### What you are asked to do
Transcribe every line exactly and omit anything that is a picture.
>> begin Raw records
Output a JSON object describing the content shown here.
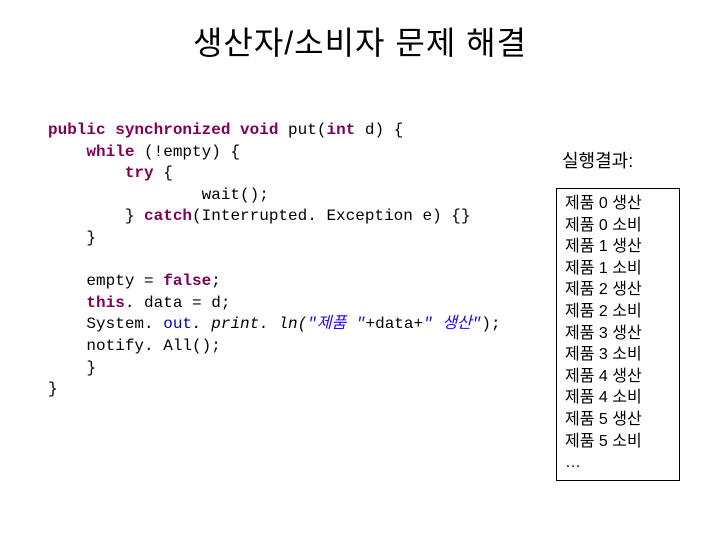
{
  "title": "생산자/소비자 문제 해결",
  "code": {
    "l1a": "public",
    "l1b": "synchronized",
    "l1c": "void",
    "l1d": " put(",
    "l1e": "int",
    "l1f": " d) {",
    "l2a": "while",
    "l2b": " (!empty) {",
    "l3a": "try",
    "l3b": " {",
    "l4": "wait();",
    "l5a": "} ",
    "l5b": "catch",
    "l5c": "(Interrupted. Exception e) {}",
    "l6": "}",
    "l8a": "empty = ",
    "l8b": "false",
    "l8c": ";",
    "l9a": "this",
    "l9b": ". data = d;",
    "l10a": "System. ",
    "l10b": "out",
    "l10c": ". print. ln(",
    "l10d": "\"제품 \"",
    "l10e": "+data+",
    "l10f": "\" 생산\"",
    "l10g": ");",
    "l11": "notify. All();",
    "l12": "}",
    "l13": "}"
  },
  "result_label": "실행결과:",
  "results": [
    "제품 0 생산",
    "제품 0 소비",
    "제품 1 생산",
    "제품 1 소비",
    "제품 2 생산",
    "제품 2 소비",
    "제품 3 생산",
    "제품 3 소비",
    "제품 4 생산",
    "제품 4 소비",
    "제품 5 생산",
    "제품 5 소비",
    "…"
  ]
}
>> end Raw records
### Complete output
Output a JSON object describing the content shown here.
{
  "title": "생산자/소비자 문제 해결",
  "code": {
    "l1a": "public",
    "l1b": "synchronized",
    "l1c": "void",
    "l1d": " put(",
    "l1e": "int",
    "l1f": " d) {",
    "l2a": "while",
    "l2b": " (!empty) {",
    "l3a": "try",
    "l3b": " {",
    "l4": "wait();",
    "l5a": "} ",
    "l5b": "catch",
    "l5c": "(Interrupted. Exception e) {}",
    "l6": "}",
    "l8a": "empty = ",
    "l8b": "false",
    "l8c": ";",
    "l9a": "this",
    "l9b": ". data = d;",
    "l10a": "System. ",
    "l10b": "out",
    "l10c": ". print. ln(",
    "l10d": "\"제품 \"",
    "l10e": "+data+",
    "l10f": "\" 생산\"",
    "l10g": ");",
    "l11": "notify. All();",
    "l12": "}",
    "l13": "}"
  },
  "result_label": "실행결과:",
  "results": [
    "제품 0 생산",
    "제품 0 소비",
    "제품 1 생산",
    "제품 1 소비",
    "제품 2 생산",
    "제품 2 소비",
    "제품 3 생산",
    "제품 3 소비",
    "제품 4 생산",
    "제품 4 소비",
    "제품 5 생산",
    "제품 5 소비",
    "…"
  ]
}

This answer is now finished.